#### What the exercise asks:
For every line in the data below that contains "date", copy the line.

#### Records for processing:

=-=-=-=-=

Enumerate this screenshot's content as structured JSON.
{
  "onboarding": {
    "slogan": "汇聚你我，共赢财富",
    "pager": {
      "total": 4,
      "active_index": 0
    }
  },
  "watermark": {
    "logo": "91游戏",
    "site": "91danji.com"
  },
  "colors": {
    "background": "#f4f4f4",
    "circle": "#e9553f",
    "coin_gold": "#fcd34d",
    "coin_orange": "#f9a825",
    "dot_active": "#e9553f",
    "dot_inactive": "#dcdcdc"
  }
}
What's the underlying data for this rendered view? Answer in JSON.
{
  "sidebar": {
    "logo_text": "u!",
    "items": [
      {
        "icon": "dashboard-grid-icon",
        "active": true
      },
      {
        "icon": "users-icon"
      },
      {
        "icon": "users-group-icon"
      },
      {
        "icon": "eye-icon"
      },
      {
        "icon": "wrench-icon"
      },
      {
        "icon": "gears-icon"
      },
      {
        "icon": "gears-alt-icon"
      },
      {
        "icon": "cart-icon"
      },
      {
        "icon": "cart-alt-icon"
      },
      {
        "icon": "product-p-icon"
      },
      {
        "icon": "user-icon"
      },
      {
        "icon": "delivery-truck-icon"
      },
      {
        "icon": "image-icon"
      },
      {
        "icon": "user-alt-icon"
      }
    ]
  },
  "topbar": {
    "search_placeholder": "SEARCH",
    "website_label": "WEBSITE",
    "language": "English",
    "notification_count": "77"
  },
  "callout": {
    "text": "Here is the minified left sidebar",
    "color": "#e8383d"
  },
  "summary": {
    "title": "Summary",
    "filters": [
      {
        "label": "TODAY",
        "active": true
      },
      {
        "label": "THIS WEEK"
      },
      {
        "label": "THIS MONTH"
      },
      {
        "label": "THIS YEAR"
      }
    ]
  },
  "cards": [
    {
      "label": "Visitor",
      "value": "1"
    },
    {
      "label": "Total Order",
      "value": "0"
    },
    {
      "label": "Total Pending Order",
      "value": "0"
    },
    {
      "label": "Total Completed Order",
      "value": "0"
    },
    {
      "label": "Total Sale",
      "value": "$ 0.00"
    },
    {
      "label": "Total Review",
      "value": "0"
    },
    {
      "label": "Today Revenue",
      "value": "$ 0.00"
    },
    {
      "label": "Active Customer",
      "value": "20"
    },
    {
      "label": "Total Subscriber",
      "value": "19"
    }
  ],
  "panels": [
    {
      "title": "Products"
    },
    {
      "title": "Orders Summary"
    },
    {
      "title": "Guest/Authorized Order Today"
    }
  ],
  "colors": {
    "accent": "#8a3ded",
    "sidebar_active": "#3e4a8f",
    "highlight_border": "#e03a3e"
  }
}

=-=-=-=-=

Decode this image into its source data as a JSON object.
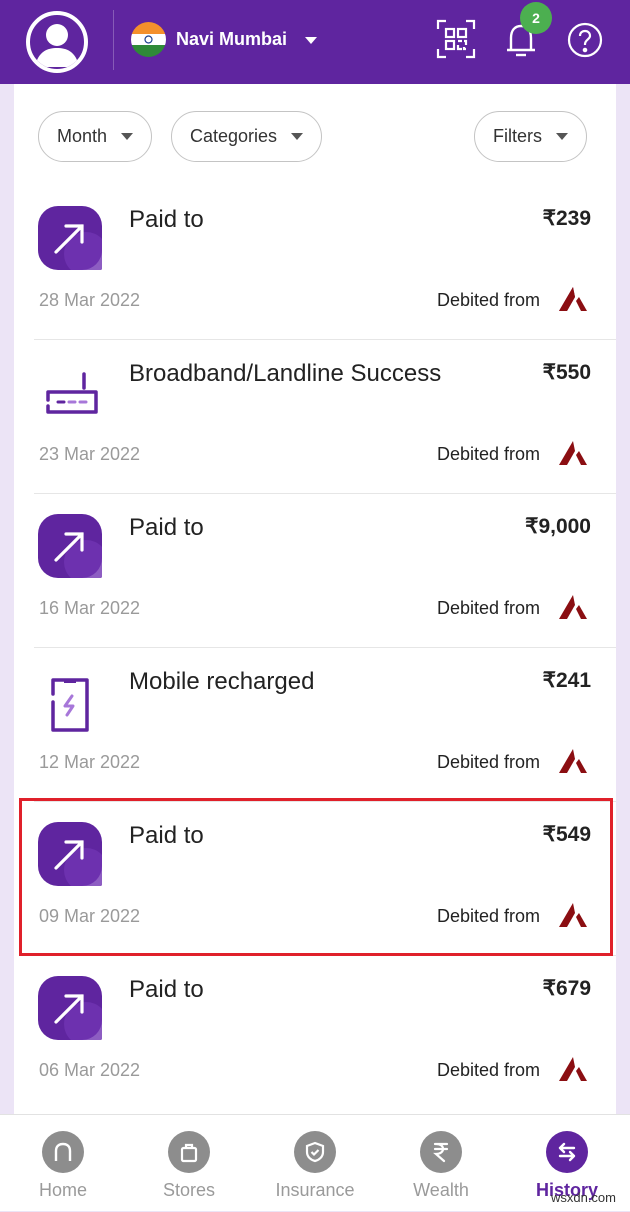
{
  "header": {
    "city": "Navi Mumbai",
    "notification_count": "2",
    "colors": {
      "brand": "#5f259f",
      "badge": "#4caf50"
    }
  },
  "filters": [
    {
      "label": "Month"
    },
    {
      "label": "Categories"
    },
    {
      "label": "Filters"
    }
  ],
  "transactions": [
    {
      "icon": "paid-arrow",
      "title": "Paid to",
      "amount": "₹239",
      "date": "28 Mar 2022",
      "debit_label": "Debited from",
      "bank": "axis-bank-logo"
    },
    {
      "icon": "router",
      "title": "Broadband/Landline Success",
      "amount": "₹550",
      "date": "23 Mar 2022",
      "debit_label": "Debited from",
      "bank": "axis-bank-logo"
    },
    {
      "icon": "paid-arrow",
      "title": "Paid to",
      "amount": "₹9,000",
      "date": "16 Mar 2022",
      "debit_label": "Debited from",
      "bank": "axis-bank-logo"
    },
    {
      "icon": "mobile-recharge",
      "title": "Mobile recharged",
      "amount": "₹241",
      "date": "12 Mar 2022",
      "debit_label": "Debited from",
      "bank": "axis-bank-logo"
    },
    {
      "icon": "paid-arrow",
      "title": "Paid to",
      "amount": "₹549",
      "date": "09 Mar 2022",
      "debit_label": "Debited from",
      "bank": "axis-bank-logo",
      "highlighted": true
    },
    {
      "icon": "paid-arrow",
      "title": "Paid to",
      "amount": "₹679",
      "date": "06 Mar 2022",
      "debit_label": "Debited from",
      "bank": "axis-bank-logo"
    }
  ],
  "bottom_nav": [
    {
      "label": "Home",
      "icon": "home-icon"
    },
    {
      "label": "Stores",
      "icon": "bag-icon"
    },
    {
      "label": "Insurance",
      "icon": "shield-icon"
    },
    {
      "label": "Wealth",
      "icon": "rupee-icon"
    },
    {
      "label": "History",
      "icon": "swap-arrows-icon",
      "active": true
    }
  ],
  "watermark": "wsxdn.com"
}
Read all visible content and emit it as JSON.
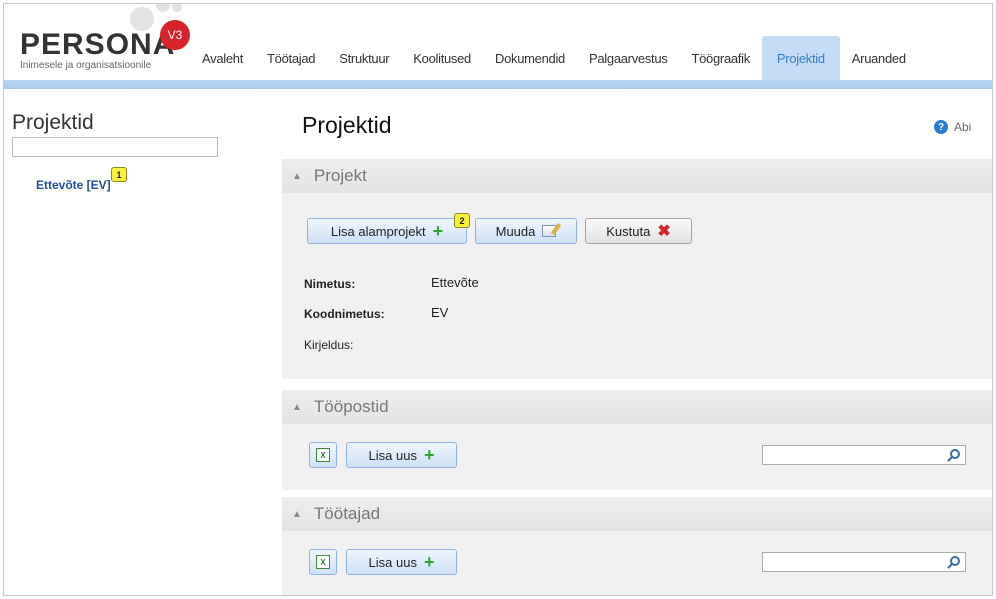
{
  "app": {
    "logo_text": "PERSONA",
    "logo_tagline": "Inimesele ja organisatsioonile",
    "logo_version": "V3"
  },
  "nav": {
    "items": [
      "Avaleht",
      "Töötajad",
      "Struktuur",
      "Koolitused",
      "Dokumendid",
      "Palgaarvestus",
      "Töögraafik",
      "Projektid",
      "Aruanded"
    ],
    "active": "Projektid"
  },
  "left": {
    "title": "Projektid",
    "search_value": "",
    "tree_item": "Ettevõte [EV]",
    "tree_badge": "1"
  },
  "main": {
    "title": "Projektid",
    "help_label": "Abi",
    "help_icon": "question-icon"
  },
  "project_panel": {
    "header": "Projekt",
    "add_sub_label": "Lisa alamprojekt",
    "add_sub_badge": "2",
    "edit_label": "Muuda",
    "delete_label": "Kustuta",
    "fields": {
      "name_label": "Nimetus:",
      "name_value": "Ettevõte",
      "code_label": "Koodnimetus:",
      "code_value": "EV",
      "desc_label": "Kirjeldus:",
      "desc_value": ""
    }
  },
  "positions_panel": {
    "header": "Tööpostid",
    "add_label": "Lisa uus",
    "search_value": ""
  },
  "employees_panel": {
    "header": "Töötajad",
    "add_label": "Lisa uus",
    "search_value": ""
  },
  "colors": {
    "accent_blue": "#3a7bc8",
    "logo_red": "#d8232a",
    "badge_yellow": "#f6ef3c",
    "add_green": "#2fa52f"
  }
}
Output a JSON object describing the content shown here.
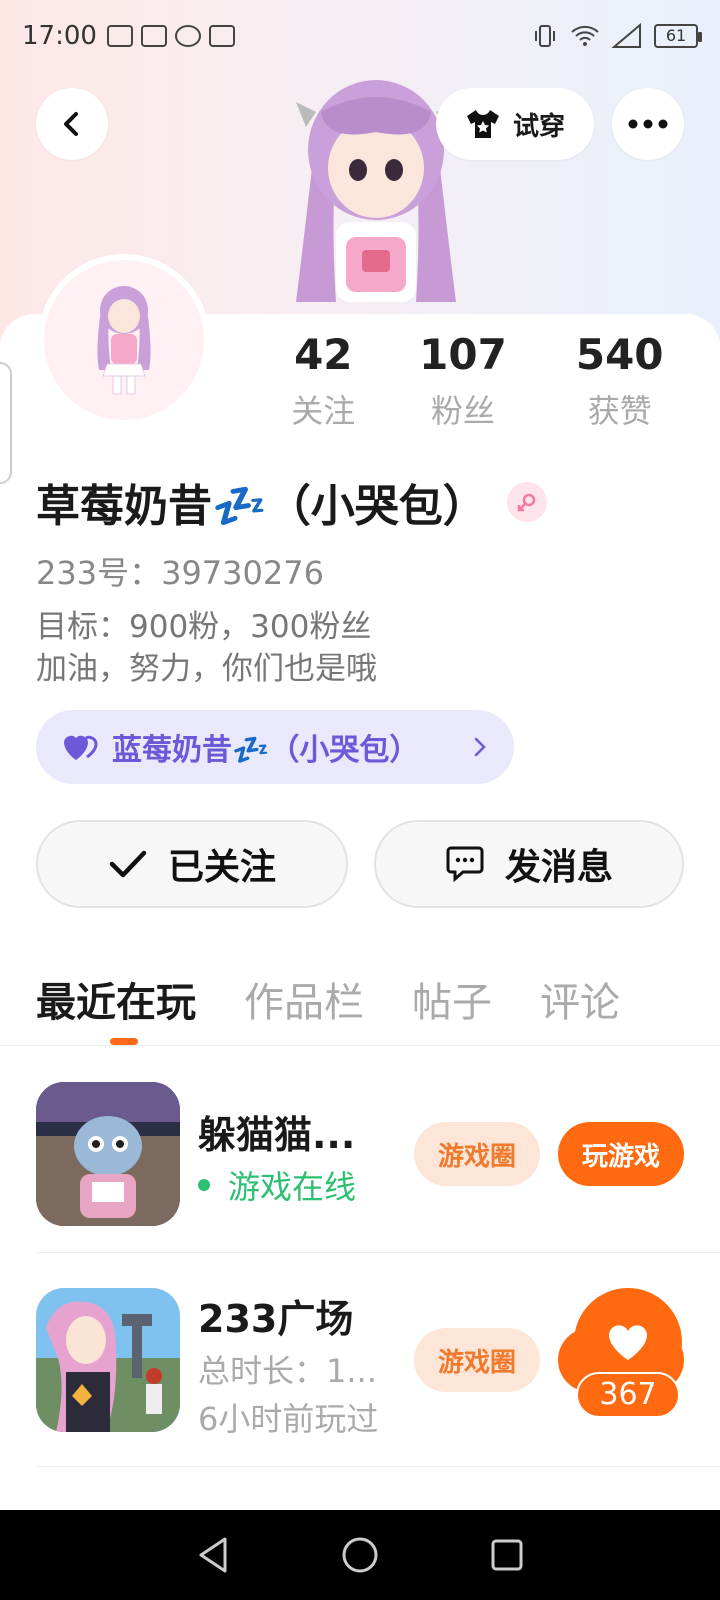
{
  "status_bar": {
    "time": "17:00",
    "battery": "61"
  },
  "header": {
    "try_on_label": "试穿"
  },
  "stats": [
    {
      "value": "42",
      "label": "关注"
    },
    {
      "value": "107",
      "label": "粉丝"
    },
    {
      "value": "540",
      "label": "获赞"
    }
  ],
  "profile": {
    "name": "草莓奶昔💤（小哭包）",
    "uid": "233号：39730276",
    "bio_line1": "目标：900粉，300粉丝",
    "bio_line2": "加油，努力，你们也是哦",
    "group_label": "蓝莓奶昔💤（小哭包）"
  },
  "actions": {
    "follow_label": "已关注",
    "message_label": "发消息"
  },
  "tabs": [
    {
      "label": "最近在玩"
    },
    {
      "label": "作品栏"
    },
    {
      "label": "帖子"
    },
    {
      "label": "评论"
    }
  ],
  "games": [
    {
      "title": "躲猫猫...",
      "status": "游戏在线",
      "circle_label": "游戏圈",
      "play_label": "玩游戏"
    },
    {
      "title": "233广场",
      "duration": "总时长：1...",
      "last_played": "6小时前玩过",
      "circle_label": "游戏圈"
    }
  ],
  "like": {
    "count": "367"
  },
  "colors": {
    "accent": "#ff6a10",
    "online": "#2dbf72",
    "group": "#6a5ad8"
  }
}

=-=-=-=-=

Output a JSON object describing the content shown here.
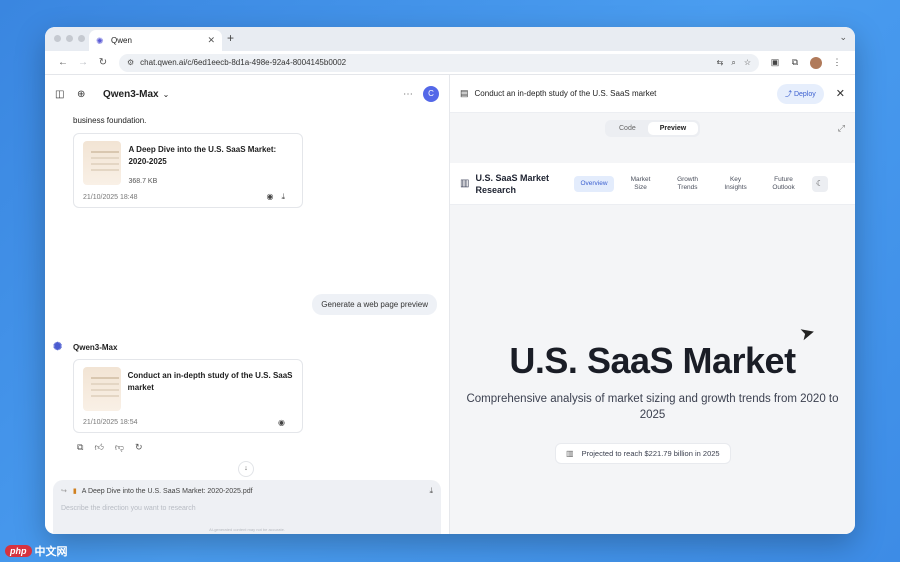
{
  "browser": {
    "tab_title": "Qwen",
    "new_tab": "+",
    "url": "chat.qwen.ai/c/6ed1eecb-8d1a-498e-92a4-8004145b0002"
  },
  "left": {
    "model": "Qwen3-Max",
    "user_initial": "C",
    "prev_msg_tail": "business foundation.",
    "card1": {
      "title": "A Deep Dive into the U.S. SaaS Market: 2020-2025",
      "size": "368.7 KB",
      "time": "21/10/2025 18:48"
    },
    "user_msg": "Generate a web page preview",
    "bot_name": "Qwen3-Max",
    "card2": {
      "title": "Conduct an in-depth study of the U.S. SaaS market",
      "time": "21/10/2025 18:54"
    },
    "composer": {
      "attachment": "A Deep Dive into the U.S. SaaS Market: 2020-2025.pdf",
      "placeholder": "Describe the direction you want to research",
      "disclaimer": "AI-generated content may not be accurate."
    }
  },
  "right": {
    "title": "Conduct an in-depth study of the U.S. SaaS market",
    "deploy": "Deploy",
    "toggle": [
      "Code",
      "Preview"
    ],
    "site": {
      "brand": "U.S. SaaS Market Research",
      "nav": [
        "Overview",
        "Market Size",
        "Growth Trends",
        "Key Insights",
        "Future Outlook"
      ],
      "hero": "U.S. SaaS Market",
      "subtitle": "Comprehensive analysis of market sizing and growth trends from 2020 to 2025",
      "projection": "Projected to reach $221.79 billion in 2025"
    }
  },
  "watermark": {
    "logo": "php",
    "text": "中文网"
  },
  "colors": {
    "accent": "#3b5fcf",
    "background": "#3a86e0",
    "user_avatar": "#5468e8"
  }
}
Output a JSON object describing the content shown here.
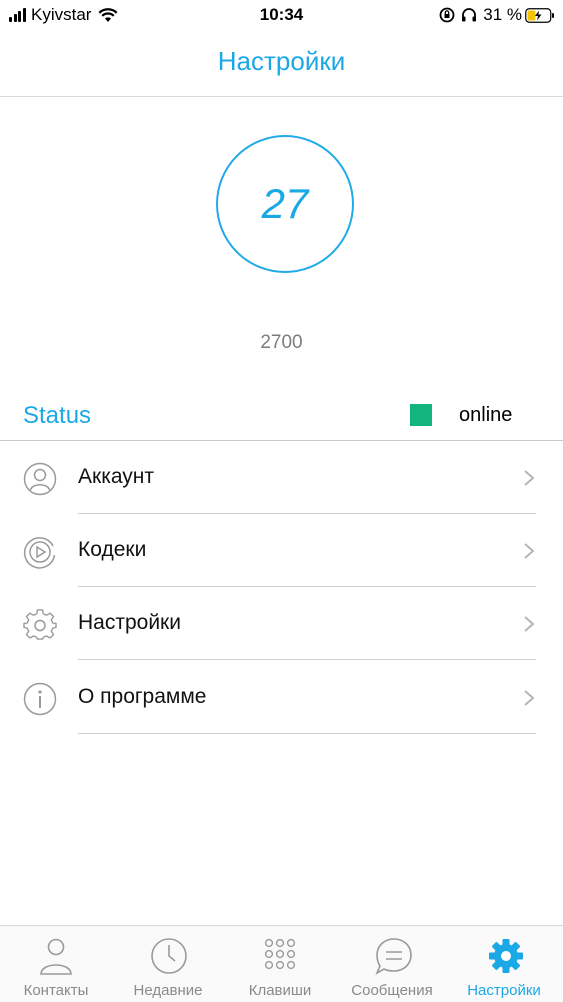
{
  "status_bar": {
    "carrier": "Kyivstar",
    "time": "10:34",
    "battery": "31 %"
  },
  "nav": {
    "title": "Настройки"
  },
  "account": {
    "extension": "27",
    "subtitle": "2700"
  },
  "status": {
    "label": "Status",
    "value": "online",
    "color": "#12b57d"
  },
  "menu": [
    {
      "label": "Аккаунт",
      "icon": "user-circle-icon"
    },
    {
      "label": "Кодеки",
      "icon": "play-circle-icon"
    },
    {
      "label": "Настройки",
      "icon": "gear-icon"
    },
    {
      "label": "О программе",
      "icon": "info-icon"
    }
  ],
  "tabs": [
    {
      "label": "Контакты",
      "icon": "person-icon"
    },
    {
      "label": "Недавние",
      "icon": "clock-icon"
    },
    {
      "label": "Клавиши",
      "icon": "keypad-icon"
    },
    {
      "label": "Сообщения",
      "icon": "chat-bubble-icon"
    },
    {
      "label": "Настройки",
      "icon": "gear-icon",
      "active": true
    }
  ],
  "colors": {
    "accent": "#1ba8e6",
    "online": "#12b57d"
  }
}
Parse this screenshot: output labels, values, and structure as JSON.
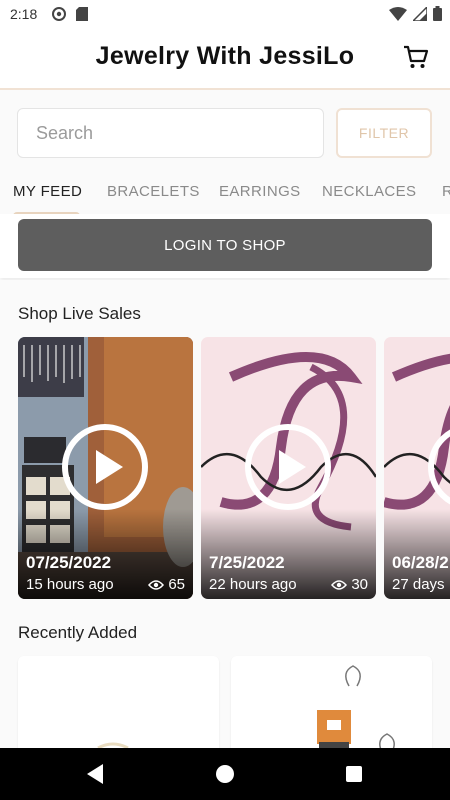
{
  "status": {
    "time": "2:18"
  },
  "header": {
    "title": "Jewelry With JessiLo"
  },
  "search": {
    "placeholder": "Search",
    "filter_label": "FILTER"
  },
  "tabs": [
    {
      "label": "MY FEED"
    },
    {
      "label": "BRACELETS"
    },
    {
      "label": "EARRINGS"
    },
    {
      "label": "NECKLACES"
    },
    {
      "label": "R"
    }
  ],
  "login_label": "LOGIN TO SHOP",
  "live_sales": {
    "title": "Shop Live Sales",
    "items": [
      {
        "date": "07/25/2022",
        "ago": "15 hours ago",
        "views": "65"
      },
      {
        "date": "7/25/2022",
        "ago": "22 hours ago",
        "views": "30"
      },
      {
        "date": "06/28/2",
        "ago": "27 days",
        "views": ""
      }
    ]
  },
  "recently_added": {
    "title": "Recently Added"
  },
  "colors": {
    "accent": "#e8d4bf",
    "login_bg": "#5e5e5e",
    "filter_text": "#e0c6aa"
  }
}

=-=-=-=-=

#### Full response:
      "date": "28 Mar 2022",
      "date": "23 Mar 2022",
      "date": "16 Mar 2022",
      "date": "12 Mar 2022",
      "date": "09 Mar 2022",
      "date": "06 Mar 2022",
        "date": "07/25/2022",
        "date": "7/25/2022",
        "date": "06/28/2",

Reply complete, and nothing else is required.